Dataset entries
==================================================
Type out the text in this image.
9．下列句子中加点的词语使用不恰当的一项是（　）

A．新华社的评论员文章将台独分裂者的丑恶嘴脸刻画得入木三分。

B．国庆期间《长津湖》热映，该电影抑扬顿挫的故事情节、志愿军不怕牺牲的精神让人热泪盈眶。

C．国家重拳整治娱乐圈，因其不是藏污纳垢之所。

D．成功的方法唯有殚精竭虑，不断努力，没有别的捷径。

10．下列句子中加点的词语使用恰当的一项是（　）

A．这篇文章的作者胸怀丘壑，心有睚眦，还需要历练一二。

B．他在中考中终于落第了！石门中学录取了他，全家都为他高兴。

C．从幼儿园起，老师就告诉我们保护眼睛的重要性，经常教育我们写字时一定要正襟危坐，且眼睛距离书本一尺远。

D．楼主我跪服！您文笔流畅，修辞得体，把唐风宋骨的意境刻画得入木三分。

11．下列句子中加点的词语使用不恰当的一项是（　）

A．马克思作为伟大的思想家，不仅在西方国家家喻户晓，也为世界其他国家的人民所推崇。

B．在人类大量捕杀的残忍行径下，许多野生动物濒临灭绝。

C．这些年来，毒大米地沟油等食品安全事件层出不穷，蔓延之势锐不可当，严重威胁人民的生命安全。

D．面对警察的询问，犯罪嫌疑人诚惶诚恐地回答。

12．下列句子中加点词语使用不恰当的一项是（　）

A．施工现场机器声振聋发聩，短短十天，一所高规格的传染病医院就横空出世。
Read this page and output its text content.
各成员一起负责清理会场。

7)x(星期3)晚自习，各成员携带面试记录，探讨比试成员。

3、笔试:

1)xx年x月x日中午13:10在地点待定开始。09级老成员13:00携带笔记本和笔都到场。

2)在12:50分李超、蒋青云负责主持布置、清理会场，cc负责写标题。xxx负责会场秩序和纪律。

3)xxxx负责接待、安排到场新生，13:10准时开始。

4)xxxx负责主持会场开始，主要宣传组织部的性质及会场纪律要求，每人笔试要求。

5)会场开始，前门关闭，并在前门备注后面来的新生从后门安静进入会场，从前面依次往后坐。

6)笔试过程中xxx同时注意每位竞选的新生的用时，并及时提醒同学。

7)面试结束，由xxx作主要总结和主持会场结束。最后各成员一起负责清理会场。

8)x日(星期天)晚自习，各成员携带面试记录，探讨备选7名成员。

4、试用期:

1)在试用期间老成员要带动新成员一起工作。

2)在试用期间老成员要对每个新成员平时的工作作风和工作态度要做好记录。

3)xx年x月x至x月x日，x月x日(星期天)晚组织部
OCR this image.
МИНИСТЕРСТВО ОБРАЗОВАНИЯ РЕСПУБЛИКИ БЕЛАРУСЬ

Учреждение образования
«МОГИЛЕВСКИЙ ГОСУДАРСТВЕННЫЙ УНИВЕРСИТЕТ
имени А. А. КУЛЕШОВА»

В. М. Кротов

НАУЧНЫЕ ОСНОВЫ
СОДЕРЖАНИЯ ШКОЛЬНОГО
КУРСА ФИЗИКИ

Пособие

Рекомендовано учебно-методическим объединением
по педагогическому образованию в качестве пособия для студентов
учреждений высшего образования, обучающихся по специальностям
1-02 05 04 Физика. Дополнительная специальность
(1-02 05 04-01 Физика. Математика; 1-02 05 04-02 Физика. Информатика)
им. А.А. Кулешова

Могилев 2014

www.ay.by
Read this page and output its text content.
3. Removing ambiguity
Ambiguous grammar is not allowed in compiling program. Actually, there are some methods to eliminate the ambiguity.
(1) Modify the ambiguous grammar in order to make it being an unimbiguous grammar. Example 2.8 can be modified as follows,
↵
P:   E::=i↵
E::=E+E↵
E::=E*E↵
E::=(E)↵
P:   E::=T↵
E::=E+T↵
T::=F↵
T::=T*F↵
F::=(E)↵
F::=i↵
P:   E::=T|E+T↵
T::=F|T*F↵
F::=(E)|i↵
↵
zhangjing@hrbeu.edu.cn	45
==================================================
What the exercise asks:
Go through the records. Copy each line where "ambiguity" appears.

Expected answer:
3. Removing ambiguity
Ambiguous grammar is not allowed in compiling program. Actually, there are some methods to eliminate the ambiguity.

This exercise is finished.